(Layout element entries)
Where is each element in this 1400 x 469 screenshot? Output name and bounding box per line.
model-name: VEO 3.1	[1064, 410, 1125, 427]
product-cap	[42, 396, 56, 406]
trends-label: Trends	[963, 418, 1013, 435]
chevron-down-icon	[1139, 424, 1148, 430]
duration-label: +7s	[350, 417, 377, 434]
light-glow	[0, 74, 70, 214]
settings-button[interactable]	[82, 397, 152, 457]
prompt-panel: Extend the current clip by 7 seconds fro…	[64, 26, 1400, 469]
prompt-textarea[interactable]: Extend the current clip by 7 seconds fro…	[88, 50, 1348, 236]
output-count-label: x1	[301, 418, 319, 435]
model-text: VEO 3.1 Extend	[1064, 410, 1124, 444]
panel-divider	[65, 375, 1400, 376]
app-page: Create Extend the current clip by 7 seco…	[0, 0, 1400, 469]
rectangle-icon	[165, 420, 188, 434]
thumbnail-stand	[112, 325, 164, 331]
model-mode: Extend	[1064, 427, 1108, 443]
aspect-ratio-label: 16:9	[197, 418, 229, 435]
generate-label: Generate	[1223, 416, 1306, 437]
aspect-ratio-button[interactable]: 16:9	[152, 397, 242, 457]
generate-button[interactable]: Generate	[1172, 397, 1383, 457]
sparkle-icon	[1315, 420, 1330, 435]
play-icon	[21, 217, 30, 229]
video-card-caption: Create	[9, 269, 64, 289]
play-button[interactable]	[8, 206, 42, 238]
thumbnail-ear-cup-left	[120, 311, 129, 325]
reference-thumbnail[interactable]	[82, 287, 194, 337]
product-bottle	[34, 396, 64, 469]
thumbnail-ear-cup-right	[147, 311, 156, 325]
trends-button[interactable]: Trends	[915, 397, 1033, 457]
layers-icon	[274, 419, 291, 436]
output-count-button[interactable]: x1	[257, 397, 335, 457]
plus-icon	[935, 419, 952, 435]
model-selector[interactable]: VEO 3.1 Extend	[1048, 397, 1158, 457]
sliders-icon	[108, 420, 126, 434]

▶ [Prompt] Copy the items above without any changes, starting at the beginning of the items and ending at the line that contains "427, 1108, 443]".

▶ [Reply to the task]
Where is each element in this 1400 x 469 screenshot? Output name and bounding box per line.
model-name: VEO 3.1	[1064, 410, 1125, 427]
product-cap	[42, 396, 56, 406]
trends-label: Trends	[963, 418, 1013, 435]
chevron-down-icon	[1139, 424, 1148, 430]
duration-label: +7s	[350, 417, 377, 434]
light-glow	[0, 74, 70, 214]
settings-button[interactable]	[82, 397, 152, 457]
prompt-panel: Extend the current clip by 7 seconds fro…	[64, 26, 1400, 469]
prompt-textarea[interactable]: Extend the current clip by 7 seconds fro…	[88, 50, 1348, 236]
output-count-label: x1	[301, 418, 319, 435]
model-text: VEO 3.1 Extend	[1064, 410, 1124, 444]
panel-divider	[65, 375, 1400, 376]
app-page: Create Extend the current clip by 7 seco…	[0, 0, 1400, 469]
rectangle-icon	[165, 420, 188, 434]
thumbnail-stand	[112, 325, 164, 331]
model-mode: Extend	[1064, 427, 1108, 443]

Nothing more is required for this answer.